#### Record set
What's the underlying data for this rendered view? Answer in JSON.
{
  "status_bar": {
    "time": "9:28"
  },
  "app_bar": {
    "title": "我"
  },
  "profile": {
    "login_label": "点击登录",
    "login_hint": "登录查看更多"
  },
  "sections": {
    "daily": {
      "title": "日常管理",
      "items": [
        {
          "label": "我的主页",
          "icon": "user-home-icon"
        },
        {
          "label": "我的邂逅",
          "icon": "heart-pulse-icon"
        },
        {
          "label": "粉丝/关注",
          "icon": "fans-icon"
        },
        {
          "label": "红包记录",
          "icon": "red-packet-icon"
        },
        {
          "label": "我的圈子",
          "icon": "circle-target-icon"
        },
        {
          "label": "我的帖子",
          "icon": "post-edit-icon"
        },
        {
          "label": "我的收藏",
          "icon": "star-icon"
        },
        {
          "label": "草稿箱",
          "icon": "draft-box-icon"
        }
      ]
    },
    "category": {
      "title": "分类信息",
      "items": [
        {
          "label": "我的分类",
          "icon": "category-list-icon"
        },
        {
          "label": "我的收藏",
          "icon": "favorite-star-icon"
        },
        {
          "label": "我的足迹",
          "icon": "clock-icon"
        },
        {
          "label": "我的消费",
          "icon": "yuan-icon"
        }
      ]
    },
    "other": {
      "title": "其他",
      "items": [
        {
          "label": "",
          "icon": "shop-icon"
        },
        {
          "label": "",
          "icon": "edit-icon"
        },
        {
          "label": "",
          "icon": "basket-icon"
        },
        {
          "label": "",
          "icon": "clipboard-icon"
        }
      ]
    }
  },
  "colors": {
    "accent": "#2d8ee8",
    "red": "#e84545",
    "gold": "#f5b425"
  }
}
########
### What you are asked to do
Select and copy each line from the data that includes the word "title".

### Output for this exercise
    "title": "我"
      "title": "日常管理",
      "title": "分类信息",
      "title": "其他",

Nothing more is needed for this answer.